EXERCISE DETAILS -
Copy out all lines carrying the word "projecto".

PROVIDED ENTRIES -
-- Begin --

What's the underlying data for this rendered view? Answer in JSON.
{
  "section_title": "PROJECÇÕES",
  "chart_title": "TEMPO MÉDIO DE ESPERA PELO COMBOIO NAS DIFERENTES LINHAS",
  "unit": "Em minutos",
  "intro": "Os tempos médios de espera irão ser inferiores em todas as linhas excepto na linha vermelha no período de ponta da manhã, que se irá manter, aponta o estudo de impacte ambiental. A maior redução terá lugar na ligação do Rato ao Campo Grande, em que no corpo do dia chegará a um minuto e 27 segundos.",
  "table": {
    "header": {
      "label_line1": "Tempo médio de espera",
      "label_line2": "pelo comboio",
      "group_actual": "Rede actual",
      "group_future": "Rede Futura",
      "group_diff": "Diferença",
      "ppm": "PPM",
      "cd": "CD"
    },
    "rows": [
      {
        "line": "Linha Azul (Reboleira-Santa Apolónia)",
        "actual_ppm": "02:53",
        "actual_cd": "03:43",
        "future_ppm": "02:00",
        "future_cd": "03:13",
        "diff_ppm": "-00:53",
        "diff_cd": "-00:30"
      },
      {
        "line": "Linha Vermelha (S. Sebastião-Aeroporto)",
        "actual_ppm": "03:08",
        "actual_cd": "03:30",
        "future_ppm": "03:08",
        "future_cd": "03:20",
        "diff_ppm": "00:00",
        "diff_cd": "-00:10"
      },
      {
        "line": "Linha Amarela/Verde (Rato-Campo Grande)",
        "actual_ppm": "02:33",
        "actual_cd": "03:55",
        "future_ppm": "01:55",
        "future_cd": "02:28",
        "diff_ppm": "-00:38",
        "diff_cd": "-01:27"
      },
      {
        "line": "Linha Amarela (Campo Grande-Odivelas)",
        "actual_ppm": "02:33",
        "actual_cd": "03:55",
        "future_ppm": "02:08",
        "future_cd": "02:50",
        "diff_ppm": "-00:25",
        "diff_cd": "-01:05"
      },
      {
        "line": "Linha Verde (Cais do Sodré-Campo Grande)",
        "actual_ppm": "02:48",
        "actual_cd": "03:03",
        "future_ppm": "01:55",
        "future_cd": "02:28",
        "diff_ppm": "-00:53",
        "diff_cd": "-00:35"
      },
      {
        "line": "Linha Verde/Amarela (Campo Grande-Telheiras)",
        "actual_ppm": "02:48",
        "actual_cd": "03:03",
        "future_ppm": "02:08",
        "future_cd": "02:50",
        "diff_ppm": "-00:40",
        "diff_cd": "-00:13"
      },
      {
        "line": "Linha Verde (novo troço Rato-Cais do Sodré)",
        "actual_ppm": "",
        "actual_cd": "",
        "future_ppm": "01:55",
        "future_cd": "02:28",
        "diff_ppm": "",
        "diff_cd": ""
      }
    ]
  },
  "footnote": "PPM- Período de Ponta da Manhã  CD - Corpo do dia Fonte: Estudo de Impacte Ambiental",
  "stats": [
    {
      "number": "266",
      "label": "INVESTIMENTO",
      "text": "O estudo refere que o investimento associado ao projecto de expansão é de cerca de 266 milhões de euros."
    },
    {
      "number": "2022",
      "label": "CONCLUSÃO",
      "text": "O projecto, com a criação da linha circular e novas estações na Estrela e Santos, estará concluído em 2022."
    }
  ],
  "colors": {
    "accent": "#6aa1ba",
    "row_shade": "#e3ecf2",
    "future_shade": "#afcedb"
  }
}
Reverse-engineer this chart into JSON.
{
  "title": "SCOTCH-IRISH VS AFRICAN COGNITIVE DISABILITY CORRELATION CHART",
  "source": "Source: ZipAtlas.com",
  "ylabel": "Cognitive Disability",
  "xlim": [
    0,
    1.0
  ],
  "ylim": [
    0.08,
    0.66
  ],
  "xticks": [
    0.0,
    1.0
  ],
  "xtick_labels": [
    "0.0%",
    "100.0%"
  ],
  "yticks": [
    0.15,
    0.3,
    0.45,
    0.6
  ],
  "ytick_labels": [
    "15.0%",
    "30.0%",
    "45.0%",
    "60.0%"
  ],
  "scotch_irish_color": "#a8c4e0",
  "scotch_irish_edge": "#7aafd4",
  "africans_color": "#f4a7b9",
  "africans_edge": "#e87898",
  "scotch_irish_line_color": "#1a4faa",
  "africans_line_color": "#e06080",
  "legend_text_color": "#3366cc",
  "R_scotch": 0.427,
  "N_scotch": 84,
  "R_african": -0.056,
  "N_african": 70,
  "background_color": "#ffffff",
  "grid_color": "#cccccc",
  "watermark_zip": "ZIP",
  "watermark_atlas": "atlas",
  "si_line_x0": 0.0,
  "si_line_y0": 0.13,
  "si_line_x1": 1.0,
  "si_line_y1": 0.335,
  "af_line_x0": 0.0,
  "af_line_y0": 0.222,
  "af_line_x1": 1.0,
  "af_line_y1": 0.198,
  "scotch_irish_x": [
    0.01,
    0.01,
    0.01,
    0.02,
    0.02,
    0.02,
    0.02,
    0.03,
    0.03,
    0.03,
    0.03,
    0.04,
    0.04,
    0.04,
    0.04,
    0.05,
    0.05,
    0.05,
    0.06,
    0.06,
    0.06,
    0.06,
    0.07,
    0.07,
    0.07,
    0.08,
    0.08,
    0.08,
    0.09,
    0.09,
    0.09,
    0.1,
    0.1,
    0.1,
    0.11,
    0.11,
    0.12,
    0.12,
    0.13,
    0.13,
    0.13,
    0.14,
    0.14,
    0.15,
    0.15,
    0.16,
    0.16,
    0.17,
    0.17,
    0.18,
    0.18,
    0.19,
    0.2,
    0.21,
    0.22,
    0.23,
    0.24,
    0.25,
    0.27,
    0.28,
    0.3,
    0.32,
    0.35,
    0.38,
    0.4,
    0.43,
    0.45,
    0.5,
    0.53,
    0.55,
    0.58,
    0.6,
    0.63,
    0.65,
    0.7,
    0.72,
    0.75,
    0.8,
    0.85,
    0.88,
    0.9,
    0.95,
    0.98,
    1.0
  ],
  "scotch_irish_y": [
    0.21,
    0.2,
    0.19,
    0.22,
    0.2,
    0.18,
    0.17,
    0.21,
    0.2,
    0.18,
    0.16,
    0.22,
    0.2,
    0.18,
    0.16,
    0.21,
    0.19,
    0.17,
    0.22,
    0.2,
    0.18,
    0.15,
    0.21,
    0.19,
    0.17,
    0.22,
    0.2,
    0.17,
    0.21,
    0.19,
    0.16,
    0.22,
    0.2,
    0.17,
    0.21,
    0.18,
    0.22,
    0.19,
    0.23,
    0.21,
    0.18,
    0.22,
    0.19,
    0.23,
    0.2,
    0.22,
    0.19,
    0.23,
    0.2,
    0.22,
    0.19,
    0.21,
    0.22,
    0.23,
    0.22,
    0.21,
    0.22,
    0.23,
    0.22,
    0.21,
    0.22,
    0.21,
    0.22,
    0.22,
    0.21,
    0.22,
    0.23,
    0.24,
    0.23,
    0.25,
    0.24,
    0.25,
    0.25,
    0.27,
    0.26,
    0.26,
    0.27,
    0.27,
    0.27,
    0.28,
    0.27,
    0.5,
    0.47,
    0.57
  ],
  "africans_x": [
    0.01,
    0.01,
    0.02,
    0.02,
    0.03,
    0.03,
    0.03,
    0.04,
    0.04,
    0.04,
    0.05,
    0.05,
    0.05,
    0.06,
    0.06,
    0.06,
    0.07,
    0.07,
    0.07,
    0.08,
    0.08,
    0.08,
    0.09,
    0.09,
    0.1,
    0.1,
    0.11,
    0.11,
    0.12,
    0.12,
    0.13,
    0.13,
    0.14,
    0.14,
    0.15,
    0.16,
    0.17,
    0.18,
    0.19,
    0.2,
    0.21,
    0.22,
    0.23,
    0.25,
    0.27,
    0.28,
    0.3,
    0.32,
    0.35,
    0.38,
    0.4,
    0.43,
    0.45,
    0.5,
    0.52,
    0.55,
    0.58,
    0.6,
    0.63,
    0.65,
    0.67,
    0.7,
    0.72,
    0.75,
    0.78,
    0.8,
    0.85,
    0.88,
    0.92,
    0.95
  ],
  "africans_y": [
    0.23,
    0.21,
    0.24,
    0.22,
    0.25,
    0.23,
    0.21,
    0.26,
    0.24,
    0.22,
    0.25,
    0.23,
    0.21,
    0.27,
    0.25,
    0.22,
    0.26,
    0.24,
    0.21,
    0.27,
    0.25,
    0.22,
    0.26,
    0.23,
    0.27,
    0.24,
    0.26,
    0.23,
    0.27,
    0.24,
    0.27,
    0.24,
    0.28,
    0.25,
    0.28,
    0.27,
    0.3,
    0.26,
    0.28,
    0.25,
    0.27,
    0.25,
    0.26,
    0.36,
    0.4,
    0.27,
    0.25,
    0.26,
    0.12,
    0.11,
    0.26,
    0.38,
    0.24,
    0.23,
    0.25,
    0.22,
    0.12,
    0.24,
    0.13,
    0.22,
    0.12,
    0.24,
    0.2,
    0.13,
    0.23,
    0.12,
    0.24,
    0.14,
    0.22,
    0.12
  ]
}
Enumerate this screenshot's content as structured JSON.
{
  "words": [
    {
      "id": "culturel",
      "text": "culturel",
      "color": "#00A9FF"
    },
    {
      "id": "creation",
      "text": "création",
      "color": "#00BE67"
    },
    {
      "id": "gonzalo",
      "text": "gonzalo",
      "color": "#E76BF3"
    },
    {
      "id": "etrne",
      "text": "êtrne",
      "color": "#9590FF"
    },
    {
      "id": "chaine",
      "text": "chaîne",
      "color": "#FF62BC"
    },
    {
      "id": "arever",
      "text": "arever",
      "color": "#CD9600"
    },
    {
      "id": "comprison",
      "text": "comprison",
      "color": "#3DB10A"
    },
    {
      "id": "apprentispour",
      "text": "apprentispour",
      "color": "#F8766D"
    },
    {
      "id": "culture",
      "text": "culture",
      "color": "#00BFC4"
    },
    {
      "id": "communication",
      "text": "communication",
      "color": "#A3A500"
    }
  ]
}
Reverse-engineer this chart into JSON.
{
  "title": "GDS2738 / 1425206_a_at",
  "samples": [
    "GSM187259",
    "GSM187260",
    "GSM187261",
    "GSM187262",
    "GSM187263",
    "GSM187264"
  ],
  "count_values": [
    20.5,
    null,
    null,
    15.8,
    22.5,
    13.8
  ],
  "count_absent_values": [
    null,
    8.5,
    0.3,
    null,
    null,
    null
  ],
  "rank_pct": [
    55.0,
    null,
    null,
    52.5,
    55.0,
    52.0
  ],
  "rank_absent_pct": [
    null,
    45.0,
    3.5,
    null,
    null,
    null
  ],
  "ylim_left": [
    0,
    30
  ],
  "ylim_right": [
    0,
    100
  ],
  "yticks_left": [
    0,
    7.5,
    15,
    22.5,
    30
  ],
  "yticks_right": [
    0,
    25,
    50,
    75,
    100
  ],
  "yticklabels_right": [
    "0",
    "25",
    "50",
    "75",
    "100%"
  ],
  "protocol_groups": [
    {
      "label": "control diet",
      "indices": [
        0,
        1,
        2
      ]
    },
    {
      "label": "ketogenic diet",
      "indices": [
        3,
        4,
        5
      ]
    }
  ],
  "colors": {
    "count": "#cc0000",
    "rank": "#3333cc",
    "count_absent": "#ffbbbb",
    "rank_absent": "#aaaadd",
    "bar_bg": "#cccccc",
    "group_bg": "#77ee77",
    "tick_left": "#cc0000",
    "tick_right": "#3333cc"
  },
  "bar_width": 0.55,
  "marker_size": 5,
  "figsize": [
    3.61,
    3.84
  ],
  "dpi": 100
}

-- End --

RESULT -
      "text": "O estudo refere que o investimento associado ao projecto de expansão é de cerca de 266 milhões de euros."
      "text": "O projecto, com a criação da linha circular e novas estações na Estrela e Santos, estará concluído em 2022."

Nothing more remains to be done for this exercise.